─── Input data ───

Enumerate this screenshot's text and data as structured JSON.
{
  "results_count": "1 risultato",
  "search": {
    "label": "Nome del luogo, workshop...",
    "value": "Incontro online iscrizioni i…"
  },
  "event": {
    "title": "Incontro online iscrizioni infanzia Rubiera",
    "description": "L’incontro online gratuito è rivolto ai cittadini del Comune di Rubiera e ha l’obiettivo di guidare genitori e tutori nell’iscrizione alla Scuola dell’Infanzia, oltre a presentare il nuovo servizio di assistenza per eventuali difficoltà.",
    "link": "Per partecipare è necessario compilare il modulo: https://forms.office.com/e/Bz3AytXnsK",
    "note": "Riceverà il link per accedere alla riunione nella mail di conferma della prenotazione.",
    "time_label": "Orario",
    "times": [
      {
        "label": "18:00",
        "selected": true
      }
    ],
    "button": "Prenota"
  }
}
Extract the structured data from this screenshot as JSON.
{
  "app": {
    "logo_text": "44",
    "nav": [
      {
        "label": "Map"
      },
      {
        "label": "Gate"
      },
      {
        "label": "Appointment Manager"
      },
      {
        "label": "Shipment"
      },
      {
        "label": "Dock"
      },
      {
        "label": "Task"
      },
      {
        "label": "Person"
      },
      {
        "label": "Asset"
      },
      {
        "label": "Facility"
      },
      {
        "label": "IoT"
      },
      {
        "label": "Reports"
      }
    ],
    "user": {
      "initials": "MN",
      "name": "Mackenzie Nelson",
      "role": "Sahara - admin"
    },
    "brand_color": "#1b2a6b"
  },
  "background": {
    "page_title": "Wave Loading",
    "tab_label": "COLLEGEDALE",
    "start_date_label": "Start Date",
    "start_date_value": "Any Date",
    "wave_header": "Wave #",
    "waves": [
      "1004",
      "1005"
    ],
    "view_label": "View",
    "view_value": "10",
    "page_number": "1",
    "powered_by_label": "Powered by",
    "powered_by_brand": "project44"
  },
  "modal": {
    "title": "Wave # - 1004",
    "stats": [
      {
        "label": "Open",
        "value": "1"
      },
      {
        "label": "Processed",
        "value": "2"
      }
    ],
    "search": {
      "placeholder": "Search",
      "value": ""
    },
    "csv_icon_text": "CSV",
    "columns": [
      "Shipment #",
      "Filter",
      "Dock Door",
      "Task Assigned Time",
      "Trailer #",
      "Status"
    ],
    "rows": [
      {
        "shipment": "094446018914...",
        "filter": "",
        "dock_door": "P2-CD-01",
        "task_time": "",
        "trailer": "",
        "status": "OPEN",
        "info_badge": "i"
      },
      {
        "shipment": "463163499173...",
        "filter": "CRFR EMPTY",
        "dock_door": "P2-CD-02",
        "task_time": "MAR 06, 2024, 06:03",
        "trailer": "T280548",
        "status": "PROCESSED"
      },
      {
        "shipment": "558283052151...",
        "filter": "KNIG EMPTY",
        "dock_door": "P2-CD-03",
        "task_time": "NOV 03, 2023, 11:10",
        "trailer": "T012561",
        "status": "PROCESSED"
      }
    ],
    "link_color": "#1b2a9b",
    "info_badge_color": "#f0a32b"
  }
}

───

The records above need to be transcribed in full. Keep every character unchanged.

Enumerate this screenshot's text and data as structured JSON.
{
  "results_count": "1 risultato",
  "search": {
    "label": "Nome del luogo, workshop...",
    "value": "Incontro online iscrizioni i…"
  },
  "event": {
    "title": "Incontro online iscrizioni infanzia Rubiera",
    "description": "L’incontro online gratuito è rivolto ai cittadini del Comune di Rubiera e ha l’obiettivo di guidare genitori e tutori nell’iscrizione alla Scuola dell’Infanzia, oltre a presentare il nuovo servizio di assistenza per eventuali difficoltà.",
    "link": "Per partecipare è necessario compilare il modulo: https://forms.office.com/e/Bz3AytXnsK",
    "note": "Riceverà il link per accedere alla riunione nella mail di conferma della prenotazione.",
    "time_label": "Orario",
    "times": [
      {
        "label": "18:00",
        "selected": true
      }
    ],
    "button": "Prenota"
  }
}
Extract the structured data from this screenshot as JSON.
{
  "app": {
    "logo_text": "44",
    "nav": [
      {
        "label": "Map"
      },
      {
        "label": "Gate"
      },
      {
        "label": "Appointment Manager"
      },
      {
        "label": "Shipment"
      },
      {
        "label": "Dock"
      },
      {
        "label": "Task"
      },
      {
        "label": "Person"
      },
      {
        "label": "Asset"
      },
      {
        "label": "Facility"
      },
      {
        "label": "IoT"
      },
      {
        "label": "Reports"
      }
    ],
    "user": {
      "initials": "MN",
      "name": "Mackenzie Nelson",
      "role": "Sahara - admin"
    },
    "brand_color": "#1b2a6b"
  },
  "background": {
    "page_title": "Wave Loading",
    "tab_label": "COLLEGEDALE",
    "start_date_label": "Start Date",
    "start_date_value": "Any Date",
    "wave_header": "Wave #",
    "waves": [
      "1004",
      "1005"
    ],
    "view_label": "View",
    "view_value": "10",
    "page_number": "1",
    "powered_by_label": "Powered by",
    "powered_by_brand": "project44"
  },
  "modal": {
    "title": "Wave # - 1004",
    "stats": [
      {
        "label": "Open",
        "value": "1"
      },
      {
        "label": "Processed",
        "value": "2"
      }
    ],
    "search": {
      "placeholder": "Search",
      "value": ""
    },
    "csv_icon_text": "CSV",
    "columns": [
      "Shipment #",
      "Filter",
      "Dock Door",
      "Task Assigned Time",
      "Trailer #",
      "Status"
    ],
    "rows": [
      {
        "shipment": "094446018914...",
        "filter": "",
        "dock_door": "P2-CD-01",
        "task_time": "",
        "trailer": "",
        "status": "OPEN",
        "info_badge": "i"
      },
      {
        "shipment": "463163499173...",
        "filter": "CRFR EMPTY",
        "dock_door": "P2-CD-02",
        "task_time": "MAR 06, 2024, 06:03",
        "trailer": "T280548",
        "status": "PROCESSED"
      },
      {
        "shipment": "558283052151...",
        "filter": "KNIG EMPTY",
        "dock_door": "P2-CD-03",
        "task_time": "NOV 03, 2023, 11:10",
        "trailer": "T012561",
        "status": "PROCESSED"
      }
    ],
    "link_color": "#1b2a9b",
    "info_badge_color": "#f0a32b"
  }
}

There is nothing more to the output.